#### EXERCISE MATERIAL
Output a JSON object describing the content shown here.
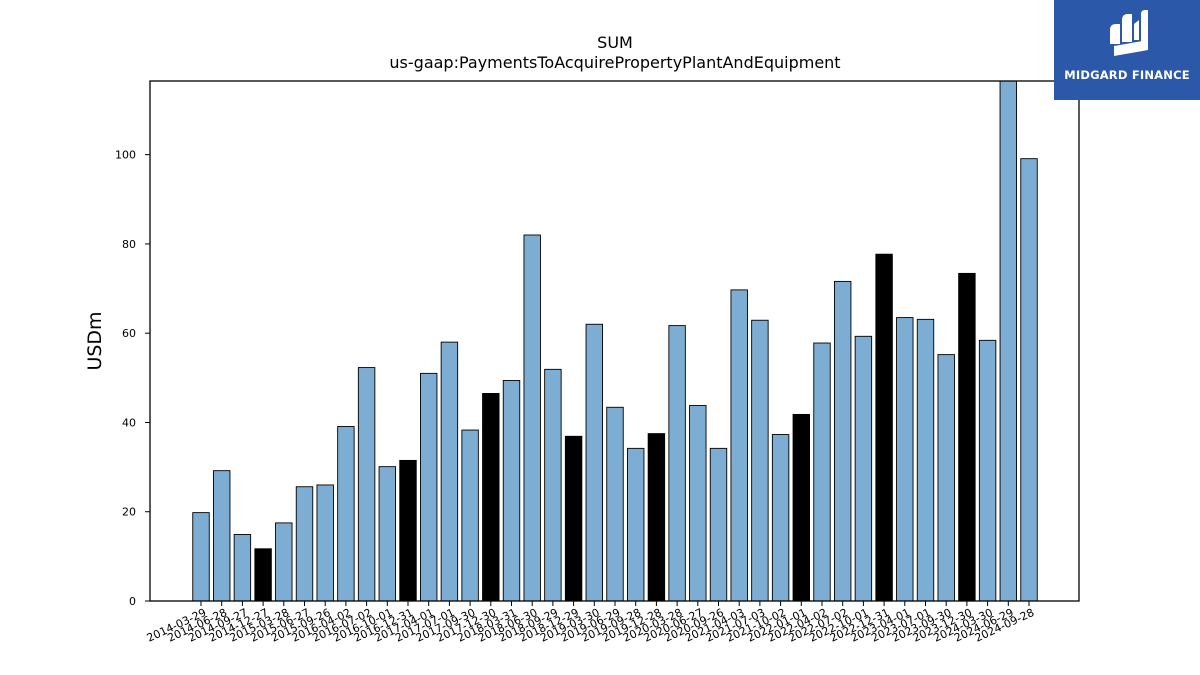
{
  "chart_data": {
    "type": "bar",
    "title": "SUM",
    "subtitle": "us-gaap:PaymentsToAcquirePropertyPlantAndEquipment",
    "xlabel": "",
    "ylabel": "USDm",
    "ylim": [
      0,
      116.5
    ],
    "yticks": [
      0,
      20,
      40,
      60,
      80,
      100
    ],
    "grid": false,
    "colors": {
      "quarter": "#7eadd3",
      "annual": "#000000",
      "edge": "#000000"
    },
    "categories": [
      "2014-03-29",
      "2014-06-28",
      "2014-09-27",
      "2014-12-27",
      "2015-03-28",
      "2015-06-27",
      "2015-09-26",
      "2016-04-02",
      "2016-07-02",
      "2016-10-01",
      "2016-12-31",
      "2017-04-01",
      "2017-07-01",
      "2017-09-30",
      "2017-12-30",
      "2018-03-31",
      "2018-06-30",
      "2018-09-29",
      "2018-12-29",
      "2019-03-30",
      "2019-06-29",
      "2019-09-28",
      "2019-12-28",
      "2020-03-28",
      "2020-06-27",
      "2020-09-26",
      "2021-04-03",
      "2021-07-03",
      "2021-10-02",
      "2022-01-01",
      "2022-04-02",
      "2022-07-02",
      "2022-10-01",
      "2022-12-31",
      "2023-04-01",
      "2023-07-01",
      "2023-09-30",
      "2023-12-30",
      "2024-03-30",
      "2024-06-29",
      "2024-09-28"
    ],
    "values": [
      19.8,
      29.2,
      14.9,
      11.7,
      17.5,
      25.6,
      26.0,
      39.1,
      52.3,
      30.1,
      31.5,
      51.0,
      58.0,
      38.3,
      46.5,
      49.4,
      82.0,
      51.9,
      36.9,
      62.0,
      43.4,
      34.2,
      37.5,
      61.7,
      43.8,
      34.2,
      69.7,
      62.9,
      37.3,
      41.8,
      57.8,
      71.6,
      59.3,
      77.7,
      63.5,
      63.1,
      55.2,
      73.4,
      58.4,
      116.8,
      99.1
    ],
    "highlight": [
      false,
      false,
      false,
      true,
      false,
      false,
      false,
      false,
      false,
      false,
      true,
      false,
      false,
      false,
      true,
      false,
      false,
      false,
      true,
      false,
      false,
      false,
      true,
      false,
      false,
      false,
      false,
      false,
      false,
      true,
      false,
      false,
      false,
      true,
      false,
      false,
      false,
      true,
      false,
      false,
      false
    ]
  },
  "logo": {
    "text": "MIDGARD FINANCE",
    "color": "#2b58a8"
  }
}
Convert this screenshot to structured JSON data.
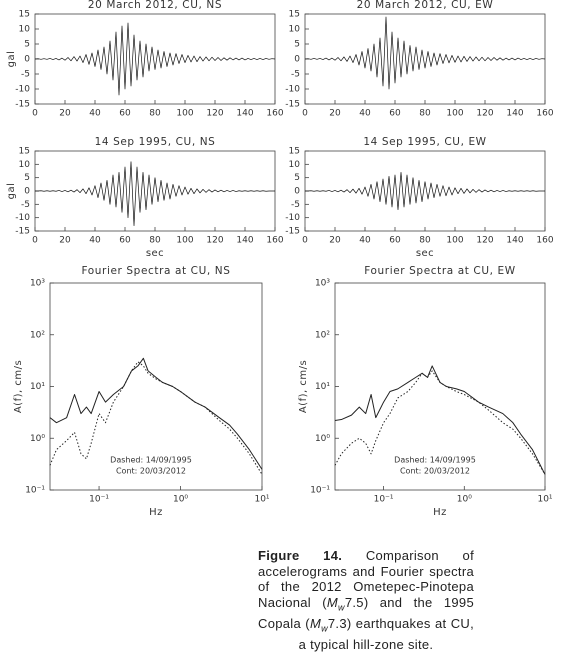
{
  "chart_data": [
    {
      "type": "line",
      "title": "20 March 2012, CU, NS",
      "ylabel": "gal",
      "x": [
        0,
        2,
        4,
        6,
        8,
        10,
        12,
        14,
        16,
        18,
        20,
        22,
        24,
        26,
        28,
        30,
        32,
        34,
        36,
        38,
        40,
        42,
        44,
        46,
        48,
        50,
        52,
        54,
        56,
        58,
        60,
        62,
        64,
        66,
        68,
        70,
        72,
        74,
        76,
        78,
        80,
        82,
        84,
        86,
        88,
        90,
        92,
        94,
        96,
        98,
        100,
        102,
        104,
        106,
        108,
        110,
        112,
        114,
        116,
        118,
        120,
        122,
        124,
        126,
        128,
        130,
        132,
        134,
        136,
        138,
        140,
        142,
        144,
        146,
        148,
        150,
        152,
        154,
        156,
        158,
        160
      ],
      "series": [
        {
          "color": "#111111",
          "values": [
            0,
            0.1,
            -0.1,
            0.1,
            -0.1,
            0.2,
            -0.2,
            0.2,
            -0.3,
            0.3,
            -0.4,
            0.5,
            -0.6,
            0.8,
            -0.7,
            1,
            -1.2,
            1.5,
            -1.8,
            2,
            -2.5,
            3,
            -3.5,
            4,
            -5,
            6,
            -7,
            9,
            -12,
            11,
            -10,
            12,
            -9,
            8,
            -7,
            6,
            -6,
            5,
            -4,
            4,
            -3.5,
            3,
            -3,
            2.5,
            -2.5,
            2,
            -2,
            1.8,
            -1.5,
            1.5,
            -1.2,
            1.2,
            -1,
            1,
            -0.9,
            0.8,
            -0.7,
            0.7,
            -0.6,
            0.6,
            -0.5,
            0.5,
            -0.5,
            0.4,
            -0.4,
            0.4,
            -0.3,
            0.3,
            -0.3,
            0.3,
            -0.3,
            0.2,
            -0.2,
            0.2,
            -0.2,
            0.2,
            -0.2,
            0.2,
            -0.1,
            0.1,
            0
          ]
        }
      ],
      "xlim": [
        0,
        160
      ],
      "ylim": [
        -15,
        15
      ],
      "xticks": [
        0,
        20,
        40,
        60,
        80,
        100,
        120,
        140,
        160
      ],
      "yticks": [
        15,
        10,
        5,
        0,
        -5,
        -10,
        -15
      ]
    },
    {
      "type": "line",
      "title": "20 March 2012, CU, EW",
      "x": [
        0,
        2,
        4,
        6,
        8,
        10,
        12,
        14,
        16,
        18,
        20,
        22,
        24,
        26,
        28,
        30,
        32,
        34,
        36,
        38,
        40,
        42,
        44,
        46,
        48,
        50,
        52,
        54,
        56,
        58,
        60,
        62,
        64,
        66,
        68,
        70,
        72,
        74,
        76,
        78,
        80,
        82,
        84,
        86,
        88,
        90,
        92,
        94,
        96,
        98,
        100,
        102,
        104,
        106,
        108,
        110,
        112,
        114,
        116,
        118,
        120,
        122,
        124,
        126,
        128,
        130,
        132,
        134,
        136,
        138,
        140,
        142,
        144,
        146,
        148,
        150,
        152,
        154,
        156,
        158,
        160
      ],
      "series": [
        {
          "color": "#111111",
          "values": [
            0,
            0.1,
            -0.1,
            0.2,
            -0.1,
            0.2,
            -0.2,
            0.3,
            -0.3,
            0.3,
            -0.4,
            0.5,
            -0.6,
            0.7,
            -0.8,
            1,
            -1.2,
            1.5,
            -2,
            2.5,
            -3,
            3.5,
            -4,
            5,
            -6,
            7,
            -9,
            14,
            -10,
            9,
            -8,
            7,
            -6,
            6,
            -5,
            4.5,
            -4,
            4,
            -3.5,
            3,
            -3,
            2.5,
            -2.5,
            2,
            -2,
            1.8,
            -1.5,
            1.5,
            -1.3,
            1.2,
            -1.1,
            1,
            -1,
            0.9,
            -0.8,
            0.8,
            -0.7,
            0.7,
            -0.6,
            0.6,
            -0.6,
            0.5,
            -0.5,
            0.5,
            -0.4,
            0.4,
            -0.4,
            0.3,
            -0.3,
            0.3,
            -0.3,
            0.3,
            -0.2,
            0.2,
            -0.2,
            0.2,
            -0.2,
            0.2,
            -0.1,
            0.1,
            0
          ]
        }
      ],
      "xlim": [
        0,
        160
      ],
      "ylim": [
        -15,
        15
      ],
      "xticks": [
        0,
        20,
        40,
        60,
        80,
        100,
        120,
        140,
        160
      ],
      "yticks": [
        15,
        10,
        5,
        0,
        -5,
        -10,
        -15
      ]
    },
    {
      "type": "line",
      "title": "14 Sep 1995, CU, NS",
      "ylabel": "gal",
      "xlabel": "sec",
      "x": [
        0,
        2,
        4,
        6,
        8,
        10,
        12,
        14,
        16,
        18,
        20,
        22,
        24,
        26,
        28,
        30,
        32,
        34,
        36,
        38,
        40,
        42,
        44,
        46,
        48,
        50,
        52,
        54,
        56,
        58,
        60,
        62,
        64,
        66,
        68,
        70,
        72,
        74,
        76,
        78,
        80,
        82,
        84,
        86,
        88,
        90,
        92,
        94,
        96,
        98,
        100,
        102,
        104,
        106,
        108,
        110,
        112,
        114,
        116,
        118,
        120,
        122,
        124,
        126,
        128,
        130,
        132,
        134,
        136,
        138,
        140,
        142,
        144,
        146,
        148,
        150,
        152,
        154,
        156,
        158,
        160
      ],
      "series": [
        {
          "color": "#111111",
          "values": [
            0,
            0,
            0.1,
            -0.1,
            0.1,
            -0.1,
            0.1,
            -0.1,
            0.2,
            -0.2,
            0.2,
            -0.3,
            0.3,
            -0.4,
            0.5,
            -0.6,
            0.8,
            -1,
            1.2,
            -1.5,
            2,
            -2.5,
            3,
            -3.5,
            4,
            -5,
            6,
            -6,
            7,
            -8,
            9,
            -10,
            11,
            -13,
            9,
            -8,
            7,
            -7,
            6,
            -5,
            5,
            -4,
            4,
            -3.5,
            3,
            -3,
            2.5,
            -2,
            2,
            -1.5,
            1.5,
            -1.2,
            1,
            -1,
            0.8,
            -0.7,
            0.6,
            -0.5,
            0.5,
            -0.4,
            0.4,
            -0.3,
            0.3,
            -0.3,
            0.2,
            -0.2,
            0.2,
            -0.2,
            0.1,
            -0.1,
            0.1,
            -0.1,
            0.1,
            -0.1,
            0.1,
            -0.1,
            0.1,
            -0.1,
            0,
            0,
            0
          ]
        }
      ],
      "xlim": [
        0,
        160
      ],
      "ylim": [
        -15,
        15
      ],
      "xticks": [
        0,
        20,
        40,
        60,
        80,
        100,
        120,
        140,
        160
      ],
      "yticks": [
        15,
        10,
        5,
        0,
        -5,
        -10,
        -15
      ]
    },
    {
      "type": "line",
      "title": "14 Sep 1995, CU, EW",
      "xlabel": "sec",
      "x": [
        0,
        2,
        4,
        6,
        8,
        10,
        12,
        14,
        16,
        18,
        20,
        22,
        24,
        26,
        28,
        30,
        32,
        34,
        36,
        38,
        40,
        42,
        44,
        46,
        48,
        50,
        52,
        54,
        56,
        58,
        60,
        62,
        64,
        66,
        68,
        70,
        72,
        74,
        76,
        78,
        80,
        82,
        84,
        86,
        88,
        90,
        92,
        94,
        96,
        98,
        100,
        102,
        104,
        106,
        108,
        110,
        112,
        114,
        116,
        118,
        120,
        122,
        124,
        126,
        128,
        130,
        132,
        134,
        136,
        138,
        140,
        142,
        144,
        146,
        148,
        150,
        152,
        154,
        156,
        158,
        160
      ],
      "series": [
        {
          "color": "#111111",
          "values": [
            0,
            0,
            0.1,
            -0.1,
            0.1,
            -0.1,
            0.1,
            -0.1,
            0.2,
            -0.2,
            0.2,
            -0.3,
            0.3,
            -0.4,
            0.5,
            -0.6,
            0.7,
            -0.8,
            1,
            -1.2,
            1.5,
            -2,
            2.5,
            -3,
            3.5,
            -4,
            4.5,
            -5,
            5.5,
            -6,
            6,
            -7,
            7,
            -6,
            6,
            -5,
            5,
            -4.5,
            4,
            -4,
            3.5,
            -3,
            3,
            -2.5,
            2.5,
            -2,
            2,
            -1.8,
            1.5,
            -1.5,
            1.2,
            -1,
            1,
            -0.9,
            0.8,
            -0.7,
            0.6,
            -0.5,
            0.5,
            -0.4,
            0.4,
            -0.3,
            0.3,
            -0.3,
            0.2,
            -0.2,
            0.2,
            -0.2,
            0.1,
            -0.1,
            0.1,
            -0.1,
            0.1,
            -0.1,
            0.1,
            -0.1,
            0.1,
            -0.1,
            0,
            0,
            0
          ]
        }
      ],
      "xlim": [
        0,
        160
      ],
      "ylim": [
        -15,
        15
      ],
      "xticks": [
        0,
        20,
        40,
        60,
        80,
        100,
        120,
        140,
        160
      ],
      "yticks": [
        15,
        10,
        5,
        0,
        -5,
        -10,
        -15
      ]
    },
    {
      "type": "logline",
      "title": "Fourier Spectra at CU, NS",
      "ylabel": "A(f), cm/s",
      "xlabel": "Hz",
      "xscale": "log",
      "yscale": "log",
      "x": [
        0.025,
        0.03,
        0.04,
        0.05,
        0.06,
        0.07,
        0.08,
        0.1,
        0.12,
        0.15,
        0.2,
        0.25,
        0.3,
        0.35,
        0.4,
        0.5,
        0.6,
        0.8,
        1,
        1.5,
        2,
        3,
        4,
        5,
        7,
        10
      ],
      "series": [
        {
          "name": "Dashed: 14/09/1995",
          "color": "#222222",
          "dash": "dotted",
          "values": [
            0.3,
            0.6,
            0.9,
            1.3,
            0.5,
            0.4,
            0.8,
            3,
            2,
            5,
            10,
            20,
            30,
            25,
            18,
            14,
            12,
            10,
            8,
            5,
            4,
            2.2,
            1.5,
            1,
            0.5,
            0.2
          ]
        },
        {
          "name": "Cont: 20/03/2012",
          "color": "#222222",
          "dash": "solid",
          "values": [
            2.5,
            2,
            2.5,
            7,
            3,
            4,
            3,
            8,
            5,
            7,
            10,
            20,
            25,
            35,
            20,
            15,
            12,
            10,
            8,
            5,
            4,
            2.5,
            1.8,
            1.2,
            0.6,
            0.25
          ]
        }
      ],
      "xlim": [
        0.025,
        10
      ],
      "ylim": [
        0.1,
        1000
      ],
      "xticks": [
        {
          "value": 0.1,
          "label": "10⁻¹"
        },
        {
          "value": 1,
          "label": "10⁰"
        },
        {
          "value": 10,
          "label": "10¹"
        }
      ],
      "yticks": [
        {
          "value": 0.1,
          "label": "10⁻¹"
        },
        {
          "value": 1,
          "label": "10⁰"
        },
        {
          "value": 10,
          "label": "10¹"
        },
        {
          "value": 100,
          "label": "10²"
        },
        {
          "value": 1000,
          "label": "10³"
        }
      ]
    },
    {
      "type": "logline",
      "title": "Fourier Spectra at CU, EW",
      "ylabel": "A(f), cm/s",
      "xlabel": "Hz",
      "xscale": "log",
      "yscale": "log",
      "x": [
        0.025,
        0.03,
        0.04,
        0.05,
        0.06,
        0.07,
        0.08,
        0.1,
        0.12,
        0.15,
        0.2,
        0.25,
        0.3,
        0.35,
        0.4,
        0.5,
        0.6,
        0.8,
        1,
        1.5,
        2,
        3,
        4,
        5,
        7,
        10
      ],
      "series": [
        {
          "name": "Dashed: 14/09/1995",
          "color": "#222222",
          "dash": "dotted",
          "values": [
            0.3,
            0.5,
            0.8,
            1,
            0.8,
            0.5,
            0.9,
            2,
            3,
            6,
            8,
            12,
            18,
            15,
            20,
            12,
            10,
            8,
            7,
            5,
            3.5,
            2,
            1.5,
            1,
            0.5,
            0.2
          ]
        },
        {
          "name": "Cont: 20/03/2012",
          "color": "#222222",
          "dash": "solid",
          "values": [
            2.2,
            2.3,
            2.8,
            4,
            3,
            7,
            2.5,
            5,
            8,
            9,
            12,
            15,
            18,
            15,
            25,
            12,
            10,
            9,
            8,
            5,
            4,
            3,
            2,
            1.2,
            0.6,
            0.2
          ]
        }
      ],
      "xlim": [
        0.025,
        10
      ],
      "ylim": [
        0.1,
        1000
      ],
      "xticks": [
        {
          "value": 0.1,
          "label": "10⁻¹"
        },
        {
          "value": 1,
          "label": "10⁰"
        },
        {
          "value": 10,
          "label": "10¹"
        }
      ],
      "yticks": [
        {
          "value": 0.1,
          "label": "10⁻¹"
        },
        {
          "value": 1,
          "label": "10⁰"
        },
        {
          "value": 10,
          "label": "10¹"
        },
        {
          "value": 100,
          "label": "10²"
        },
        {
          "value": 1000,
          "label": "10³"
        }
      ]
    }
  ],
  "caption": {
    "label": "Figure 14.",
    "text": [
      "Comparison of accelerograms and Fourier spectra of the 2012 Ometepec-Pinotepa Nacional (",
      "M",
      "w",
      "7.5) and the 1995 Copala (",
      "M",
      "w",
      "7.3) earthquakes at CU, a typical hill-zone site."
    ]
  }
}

#### DIRECTIVE
Scan the listing above. Collect all lines with the word "Fourier".

#### RESULT OF THIS TASK
      "title": "Fourier Spectra at CU, NS",
      "title": "Fourier Spectra at CU, EW",
      "Comparison of accelerograms and Fourier spectra of the 2012 Ometepec-Pinotepa Nacional (",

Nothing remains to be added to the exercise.